→ **WHAT YOU WILL DO**
Take the material below and write it all out again exactly.

Stored data
|---|

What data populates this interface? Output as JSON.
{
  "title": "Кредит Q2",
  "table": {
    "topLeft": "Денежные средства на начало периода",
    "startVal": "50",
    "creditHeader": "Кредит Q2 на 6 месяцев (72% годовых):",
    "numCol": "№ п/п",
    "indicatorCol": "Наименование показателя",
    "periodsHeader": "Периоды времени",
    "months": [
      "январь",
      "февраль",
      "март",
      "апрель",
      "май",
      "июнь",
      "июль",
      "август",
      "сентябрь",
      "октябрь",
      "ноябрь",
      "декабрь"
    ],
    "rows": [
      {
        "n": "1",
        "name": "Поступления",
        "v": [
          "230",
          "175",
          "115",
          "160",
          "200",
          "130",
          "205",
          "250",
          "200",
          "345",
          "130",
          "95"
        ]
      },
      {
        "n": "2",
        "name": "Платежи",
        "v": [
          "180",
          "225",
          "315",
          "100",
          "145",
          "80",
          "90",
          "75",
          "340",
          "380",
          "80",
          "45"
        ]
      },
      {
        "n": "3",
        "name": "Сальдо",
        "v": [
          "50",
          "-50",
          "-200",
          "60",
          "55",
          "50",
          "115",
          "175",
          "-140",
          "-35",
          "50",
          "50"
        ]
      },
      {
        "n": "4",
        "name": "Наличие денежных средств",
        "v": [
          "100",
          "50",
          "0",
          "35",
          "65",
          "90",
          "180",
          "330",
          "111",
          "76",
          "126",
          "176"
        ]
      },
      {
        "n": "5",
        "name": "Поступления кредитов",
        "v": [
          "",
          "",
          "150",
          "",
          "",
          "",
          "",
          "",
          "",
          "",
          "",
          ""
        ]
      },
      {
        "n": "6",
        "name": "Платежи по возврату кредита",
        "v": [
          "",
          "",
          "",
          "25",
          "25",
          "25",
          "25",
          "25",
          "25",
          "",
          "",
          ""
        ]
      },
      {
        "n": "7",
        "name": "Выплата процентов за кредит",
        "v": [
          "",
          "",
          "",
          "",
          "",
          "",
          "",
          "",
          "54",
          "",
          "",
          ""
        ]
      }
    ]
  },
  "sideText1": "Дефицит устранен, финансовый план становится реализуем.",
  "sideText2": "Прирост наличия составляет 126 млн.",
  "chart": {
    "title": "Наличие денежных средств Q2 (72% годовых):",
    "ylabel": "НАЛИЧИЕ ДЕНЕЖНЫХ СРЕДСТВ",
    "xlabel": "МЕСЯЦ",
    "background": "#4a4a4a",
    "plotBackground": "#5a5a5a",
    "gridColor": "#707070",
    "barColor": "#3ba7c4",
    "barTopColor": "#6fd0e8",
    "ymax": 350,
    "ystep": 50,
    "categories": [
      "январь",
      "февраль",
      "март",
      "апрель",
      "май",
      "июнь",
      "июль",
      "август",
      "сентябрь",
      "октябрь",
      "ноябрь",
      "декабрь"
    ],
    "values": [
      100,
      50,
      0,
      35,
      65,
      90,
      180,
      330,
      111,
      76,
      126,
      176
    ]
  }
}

|---|

→ **SOLUTION BELOW**
What data populates this interface? Output as JSON.
{
  "title": "Кредит Q2",
  "table": {
    "topLeft": "Денежные средства на начало периода",
    "startVal": "50",
    "creditHeader": "Кредит Q2 на 6 месяцев (72% годовых):",
    "numCol": "№ п/п",
    "indicatorCol": "Наименование показателя",
    "periodsHeader": "Периоды времени",
    "months": [
      "январь",
      "февраль",
      "март",
      "апрель",
      "май",
      "июнь",
      "июль",
      "август",
      "сентябрь",
      "октябрь",
      "ноябрь",
      "декабрь"
    ],
    "rows": [
      {
        "n": "1",
        "name": "Поступления",
        "v": [
          "230",
          "175",
          "115",
          "160",
          "200",
          "130",
          "205",
          "250",
          "200",
          "345",
          "130",
          "95"
        ]
      },
      {
        "n": "2",
        "name": "Платежи",
        "v": [
          "180",
          "225",
          "315",
          "100",
          "145",
          "80",
          "90",
          "75",
          "340",
          "380",
          "80",
          "45"
        ]
      },
      {
        "n": "3",
        "name": "Сальдо",
        "v": [
          "50",
          "-50",
          "-200",
          "60",
          "55",
          "50",
          "115",
          "175",
          "-140",
          "-35",
          "50",
          "50"
        ]
      },
      {
        "n": "4",
        "name": "Наличие денежных средств",
        "v": [
          "100",
          "50",
          "0",
          "35",
          "65",
          "90",
          "180",
          "330",
          "111",
          "76",
          "126",
          "176"
        ]
      },
      {
        "n": "5",
        "name": "Поступления кредитов",
        "v": [
          "",
          "",
          "150",
          "",
          "",
          "",
          "",
          "",
          "",
          "",
          "",
          ""
        ]
      },
      {
        "n": "6",
        "name": "Платежи по возврату кредита",
        "v": [
          "",
          "",
          "",
          "25",
          "25",
          "25",
          "25",
          "25",
          "25",
          "",
          "",
          ""
        ]
      },
      {
        "n": "7",
        "name": "Выплата процентов за кредит",
        "v": [
          "",
          "",
          "",
          "",
          "",
          "",
          "",
          "",
          "54",
          "",
          "",
          ""
        ]
      }
    ]
  },
  "sideText1": "Дефицит устранен, финансовый план становится реализуем.",
  "sideText2": "Прирост наличия составляет 126 млн.",
  "chart": {
    "title": "Наличие денежных средств Q2 (72% годовых):",
    "ylabel": "НАЛИЧИЕ ДЕНЕЖНЫХ СРЕДСТВ",
    "xlabel": "МЕСЯЦ",
    "background": "#4a4a4a",
    "plotBackground": "#5a5a5a",
    "gridColor": "#707070",
    "barColor": "#3ba7c4",
    "barTopColor": "#6fd0e8",
    "ymax": 350,
    "ystep": 50,
    "categories": [
      "январь",
      "февраль",
      "март",
      "апрель",
      "май",
      "июнь",
      "июль",
      "август",
      "сентябрь",
      "октябрь",
      "ноябрь",
      "декабрь"
    ],
    "values": [
      100,
      50,
      0,
      35,
      65,
      90,
      180,
      330,
      111,
      76,
      126,
      176
    ]
  }
}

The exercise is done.